With the images removed, repeat the data below exactly.

EXCERPTED DATA:
--- BEGIN ---
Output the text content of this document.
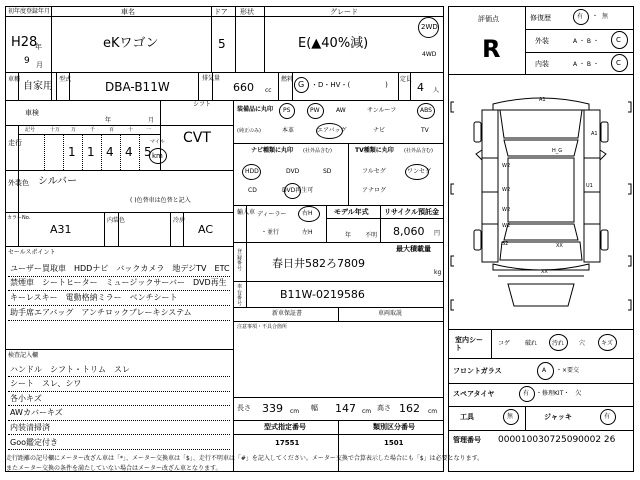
初年度登録年月
H28
年
9 月
車名
eKワゴン
ドア
5
形状	グレード
E(▲40%減)
2WD
4WD
車種
自家用
型式
DBA-B11W
排気量
660 cc
燃料
G ・D・HV・(　　　　　)
定員
4 人
車検
年	月
シフト
CVT
走行
記号	十万 万	千	百	十	一
1 1 4 4 5
マイル
km
外装色 シルバー
( )色替車は色替と記入
カラーNo.
A31
内装色	冷房
AC
セールスポイント
ユーザー買取車　HDDナビ　バックカメラ　地デジTV　ETC
禁煙車　シートヒーター　ミュージックサーバー　DVD再生
キーレスキー　電動格納ミラー　ベンチシート
助手席エアバッグ　アンチロックブレーキシステム
検査記入欄
ハンドル　シフト・トリム　スレ
シート　スレ、シワ
各小キズ
AWカバーキズ
内装清掃済
Goo鑑定付き
装備品に丸印
(純正のみ)
PS	PW	AW	サンルーフ	ABS
本革	エアバッグ	ナビ	TV
ナビ種類に丸印 (社外品含む)
HDD	DVD	SD
CD	DVD再生可
TV種類に丸印 (社外品含む)
フルセグ	ワンセグ
アナログ
輸入車 ディーラー
・並行
右H
左H
モデル年式
年 不明
リサイクル預託金
8,060 円
登録番号
最大積載量
春日井582ろ7809
kg
車台番号
B11W-0219586
新車保証書	車両取説
注意事項・不具合箇所
長さ 339 cm 幅 147 cm 高さ 162 cm
型式指定番号	類別区分番号
17551	1501
評価点
R
修復歴	有 ・ 無
外装	A ・ B ・ C
内装	A ・ B ・ C
A1
A1
W2
W2
W2
W2
U1
H_G
S2	XX
XX
室内シート
コゲ 破れ 汚れ 穴	キズ
フロントガラス	A ・×要交
スペアタイヤ	有 ・修理KIT・　欠
工具	無	ジャッキ	有
管理番号 000010030725090002 26
走行距離の記号欄にメーター改ざん車は「*」、メーター交換車は「$」、走行不明車は「#」を記入してください。メーター交換で合算表示した場合にも「$」は必要となります。
またメーター交換の条件を満たしていない場合はメーター改ざん車となります。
--- END ---
SOLUTION FOR THIS PROBLEM:
Output the text content of this document.
初年度登録年月
H28
年
9 月
車名
eKワゴン
ドア
5
形状	グレード
E(▲40%減)
2WD
4WD
車種
自家用
型式
DBA-B11W
排気量
660 cc
燃料
G ・D・HV・(　　　　　)
定員
4 人
車検
年	月
シフト
CVT
走行
記号	十万 万	千	百	十	一
1 1 4 4 5
マイル
km
外装色 シルバー
( )色替車は色替と記入
カラーNo.
A31
内装色	冷房
AC
セールスポイント
ユーザー買取車　HDDナビ　バックカメラ　地デジTV　ETC
禁煙車　シートヒーター　ミュージックサーバー　DVD再生
キーレスキー　電動格納ミラー　ベンチシート
助手席エアバッグ　アンチロックブレーキシステム
検査記入欄
ハンドル　シフト・トリム　スレ
シート　スレ、シワ
各小キズ
AWカバーキズ
内装清掃済
Goo鑑定付き
装備品に丸印
(純正のみ)
PS	PW	AW	サンルーフ	ABS
本革	エアバッグ	ナビ	TV
ナビ種類に丸印 (社外品含む)
HDD	DVD	SD
CD	DVD再生可
TV種類に丸印 (社外品含む)
フルセグ	ワンセグ
アナログ
輸入車 ディーラー
・並行
右H
左H
モデル年式
年 不明
リサイクル預託金
8,060 円
登録番号
最大積載量
春日井582ろ7809
kg
車台番号
B11W-0219586
新車保証書	車両取説
注意事項・不具合箇所
長さ 339 cm 幅 147 cm 高さ 162 cm
型式指定番号	類別区分番号
17551	1501
評価点
R
修復歴	有 ・ 無
外装	A ・ B ・ C
内装	A ・ B ・ C
A1
A1
W2
W2
W2
W2
U1
H_G
S2	XX
XX
室内シート
コゲ 破れ 汚れ 穴	キズ
フロントガラス	A ・×要交
スペアタイヤ	有 ・修理KIT・　欠
工具	無	ジャッキ	有
管理番号 000010030725090002 26
走行距離の記号欄にメーター改ざん車は「*」、メーター交換車は「$」、走行不明車は「#」を記入してください。メーター交換で合算表示した場合にも「$」は必要となります。
またメーター交換の条件を満たしていない場合はメーター改ざん車となります。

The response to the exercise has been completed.